Some records
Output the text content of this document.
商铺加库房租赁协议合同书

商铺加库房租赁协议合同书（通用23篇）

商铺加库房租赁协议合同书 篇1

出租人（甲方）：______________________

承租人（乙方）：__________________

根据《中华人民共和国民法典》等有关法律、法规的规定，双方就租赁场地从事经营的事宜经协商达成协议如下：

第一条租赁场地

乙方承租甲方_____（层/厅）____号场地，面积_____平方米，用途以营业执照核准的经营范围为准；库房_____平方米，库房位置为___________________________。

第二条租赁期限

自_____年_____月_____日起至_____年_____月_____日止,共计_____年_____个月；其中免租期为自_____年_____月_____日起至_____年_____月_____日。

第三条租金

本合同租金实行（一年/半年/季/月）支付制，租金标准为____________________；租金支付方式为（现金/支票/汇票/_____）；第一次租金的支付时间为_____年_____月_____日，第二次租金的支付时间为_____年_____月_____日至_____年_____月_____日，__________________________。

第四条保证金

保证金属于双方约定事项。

Exercise objective
Each line that holds the word "商铺加库房租赁协议合同书" is to be copied.

Written response
商铺加库房租赁协议合同书
商铺加库房租赁协议合同书（通用23篇）
商铺加库房租赁协议合同书 篇1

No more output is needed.